Figure content listings:
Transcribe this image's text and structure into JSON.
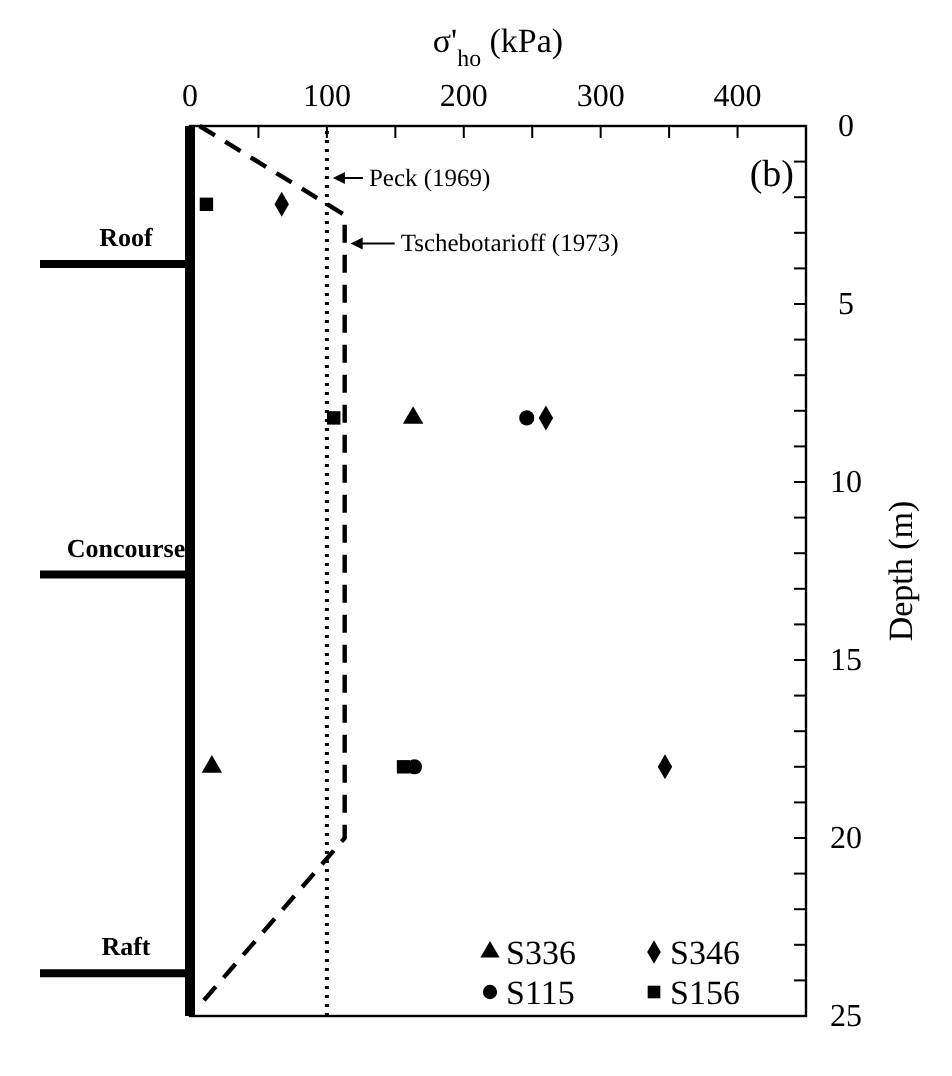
{
  "chart_data": {
    "type": "scatter",
    "xlabel": "σ'$_{ho}$ (kPa)",
    "ylabel": "Depth (m)",
    "xlim": [
      0,
      450
    ],
    "xticks": [
      0,
      {
        "value": 50,
        "label": null
      },
      100,
      {
        "value": 150,
        "label": null
      },
      200,
      {
        "value": 250,
        "label": null
      },
      300,
      {
        "value": 350,
        "label": null
      },
      400
    ],
    "ylim": [
      25,
      0
    ],
    "yticks": [
      0,
      {
        "value": 1,
        "label": null
      },
      {
        "value": 2,
        "label": null
      },
      {
        "value": 3,
        "label": null
      },
      {
        "value": 4,
        "label": null
      },
      5,
      {
        "value": 6,
        "label": null
      },
      {
        "value": 7,
        "label": null
      },
      {
        "value": 8,
        "label": null
      },
      {
        "value": 9,
        "label": null
      },
      10,
      {
        "value": 11,
        "label": null
      },
      {
        "value": 12,
        "label": null
      },
      {
        "value": 13,
        "label": null
      },
      {
        "value": 14,
        "label": null
      },
      15,
      {
        "value": 16,
        "label": null
      },
      {
        "value": 17,
        "label": null
      },
      {
        "value": 18,
        "label": null
      },
      {
        "value": 19,
        "label": null
      },
      20,
      {
        "value": 21,
        "label": null
      },
      {
        "value": 22,
        "label": null
      },
      {
        "value": 23,
        "label": null
      },
      {
        "value": 24,
        "label": null
      },
      25
    ],
    "legend": "bottom right",
    "grid": false,
    "series": [
      {
        "name": "S336",
        "color": "#000000",
        "marker": "triangle",
        "x": [
          163,
          16
        ],
        "values": [
          8.2,
          18
        ]
      },
      {
        "name": "S346",
        "color": "#000000",
        "marker": "diamond",
        "x": [
          67,
          260,
          347
        ],
        "values": [
          2.2,
          8.2,
          18
        ]
      },
      {
        "name": "S115",
        "color": "#000000",
        "marker": "circle",
        "x": [
          246,
          164
        ],
        "values": [
          8.2,
          18
        ]
      },
      {
        "name": "S156",
        "color": "#000000",
        "marker": "square",
        "x": [
          12,
          105,
          156
        ],
        "values": [
          2.2,
          8.2,
          18
        ]
      },
      {
        "type": "line",
        "color": "#000000",
        "line_style": "dashed",
        "marker": "none",
        "x": [
          7,
          113,
          113,
          7
        ],
        "values": [
          0,
          2.5,
          20,
          24.7
        ]
      }
    ],
    "ref_lines": [
      {
        "axis": "x",
        "value": 100,
        "label": "Peck (1969)",
        "line_style": "dotted",
        "color": "#000000"
      }
    ],
    "annotations": [
      "(b)",
      {
        "text": "Tschebotarioff (1973)",
        "x": 113,
        "y": 3.3
      },
      "Roof",
      "Concourse",
      "Raft"
    ]
  }
}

* [Written instruction]: Copy all the data exactly as written, but skip any picture.

* [Written solution]:
Transcribe this image's text and structure into JSON.
{
  "chart_data": {
    "type": "scatter",
    "xlabel": "σ'$_{ho}$ (kPa)",
    "ylabel": "Depth (m)",
    "xlim": [
      0,
      450
    ],
    "xticks": [
      0,
      {
        "value": 50,
        "label": null
      },
      100,
      {
        "value": 150,
        "label": null
      },
      200,
      {
        "value": 250,
        "label": null
      },
      300,
      {
        "value": 350,
        "label": null
      },
      400
    ],
    "ylim": [
      25,
      0
    ],
    "yticks": [
      0,
      {
        "value": 1,
        "label": null
      },
      {
        "value": 2,
        "label": null
      },
      {
        "value": 3,
        "label": null
      },
      {
        "value": 4,
        "label": null
      },
      5,
      {
        "value": 6,
        "label": null
      },
      {
        "value": 7,
        "label": null
      },
      {
        "value": 8,
        "label": null
      },
      {
        "value": 9,
        "label": null
      },
      10,
      {
        "value": 11,
        "label": null
      },
      {
        "value": 12,
        "label": null
      },
      {
        "value": 13,
        "label": null
      },
      {
        "value": 14,
        "label": null
      },
      15,
      {
        "value": 16,
        "label": null
      },
      {
        "value": 17,
        "label": null
      },
      {
        "value": 18,
        "label": null
      },
      {
        "value": 19,
        "label": null
      },
      20,
      {
        "value": 21,
        "label": null
      },
      {
        "value": 22,
        "label": null
      },
      {
        "value": 23,
        "label": null
      },
      {
        "value": 24,
        "label": null
      },
      25
    ],
    "legend": "bottom right",
    "grid": false,
    "series": [
      {
        "name": "S336",
        "color": "#000000",
        "marker": "triangle",
        "x": [
          163,
          16
        ],
        "values": [
          8.2,
          18
        ]
      },
      {
        "name": "S346",
        "color": "#000000",
        "marker": "diamond",
        "x": [
          67,
          260,
          347
        ],
        "values": [
          2.2,
          8.2,
          18
        ]
      },
      {
        "name": "S115",
        "color": "#000000",
        "marker": "circle",
        "x": [
          246,
          164
        ],
        "values": [
          8.2,
          18
        ]
      },
      {
        "name": "S156",
        "color": "#000000",
        "marker": "square",
        "x": [
          12,
          105,
          156
        ],
        "values": [
          2.2,
          8.2,
          18
        ]
      },
      {
        "type": "line",
        "color": "#000000",
        "line_style": "dashed",
        "marker": "none",
        "x": [
          7,
          113,
          113,
          7
        ],
        "values": [
          0,
          2.5,
          20,
          24.7
        ]
      }
    ],
    "ref_lines": [
      {
        "axis": "x",
        "value": 100,
        "label": "Peck (1969)",
        "line_style": "dotted",
        "color": "#000000"
      }
    ],
    "annotations": [
      "(b)",
      {
        "text": "Tschebotarioff (1973)",
        "x": 113,
        "y": 3.3
      },
      "Roof",
      "Concourse",
      "Raft"
    ]
  }
}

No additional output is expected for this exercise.